** begin The records **

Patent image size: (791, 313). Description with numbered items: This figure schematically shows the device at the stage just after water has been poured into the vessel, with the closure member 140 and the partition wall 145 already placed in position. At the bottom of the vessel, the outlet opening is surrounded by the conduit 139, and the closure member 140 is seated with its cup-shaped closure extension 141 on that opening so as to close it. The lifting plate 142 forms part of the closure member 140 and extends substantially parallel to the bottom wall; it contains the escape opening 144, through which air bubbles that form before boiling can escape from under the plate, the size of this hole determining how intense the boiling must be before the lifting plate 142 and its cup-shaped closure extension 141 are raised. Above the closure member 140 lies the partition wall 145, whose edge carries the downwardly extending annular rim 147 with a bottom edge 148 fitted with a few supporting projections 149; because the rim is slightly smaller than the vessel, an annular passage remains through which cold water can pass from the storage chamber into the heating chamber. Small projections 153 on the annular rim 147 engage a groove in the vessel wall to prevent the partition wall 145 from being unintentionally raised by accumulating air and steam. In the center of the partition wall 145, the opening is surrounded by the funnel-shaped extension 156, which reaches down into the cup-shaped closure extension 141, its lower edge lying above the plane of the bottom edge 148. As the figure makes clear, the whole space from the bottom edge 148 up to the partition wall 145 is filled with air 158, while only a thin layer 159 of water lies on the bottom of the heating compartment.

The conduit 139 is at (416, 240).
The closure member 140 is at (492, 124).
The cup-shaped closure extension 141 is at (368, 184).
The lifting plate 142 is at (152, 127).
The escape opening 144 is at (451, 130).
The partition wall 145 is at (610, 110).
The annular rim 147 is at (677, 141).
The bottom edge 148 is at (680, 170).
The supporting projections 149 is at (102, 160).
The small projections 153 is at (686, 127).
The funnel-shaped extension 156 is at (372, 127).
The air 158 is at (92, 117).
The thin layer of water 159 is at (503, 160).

** end The records **

### Instructions for the task
Could you reproduce the material above with "container" substituted for every "vessel" and everything else left unchanged?

### Solved exercise
Patent image size: (791, 313). Description with numbered items: This figure schematically shows the device at the stage just after water has been poured into the container, with the closure member 140 and the partition wall 145 already placed in position. At the bottom of the container, the outlet opening is surrounded by the conduit 139, and the closure member 140 is seated with its cup-shaped closure extension 141 on that opening so as to close it. The lifting plate 142 forms part of the closure member 140 and extends substantially parallel to the bottom wall; it contains the escape opening 144, through which air bubbles that form before boiling can escape from under the plate, the size of this hole determining how intense the boiling must be before the lifting plate 142 and its cup-shaped closure extension 141 are raised. Above the closure member 140 lies the partition wall 145, whose edge carries the downwardly extending annular rim 147 with a bottom edge 148 fitted with a few supporting projections 149; because the rim is slightly smaller than the container, an annular passage remains through which cold water can pass from the storage chamber into the heating chamber. Small projections 153 on the annular rim 147 engage a groove in the container wall to prevent the partition wall 145 from being unintentionally raised by accumulating air and steam. In the center of the partition wall 145, the opening is surrounded by the funnel-shaped extension 156, which reaches down into the cup-shaped closure extension 141, its lower edge lying above the plane of the bottom edge 148. As the figure makes clear, the whole space from the bottom edge 148 up to the partition wall 145 is filled with air 158, while only a thin layer 159 of water lies on the bottom of the heating compartment.

The conduit 139 is at (416, 240).
The closure member 140 is at (492, 124).
The cup-shaped closure extension 141 is at (368, 184).
The lifting plate 142 is at (152, 127).
The escape opening 144 is at (451, 130).
The partition wall 145 is at (610, 110).
The annular rim 147 is at (677, 141).
The bottom edge 148 is at (680, 170).
The supporting projections 149 is at (102, 160).
The small projections 153 is at (686, 127).
The funnel-shaped extension 156 is at (372, 127).
The air 158 is at (92, 117).
The thin layer of water 159 is at (503, 160).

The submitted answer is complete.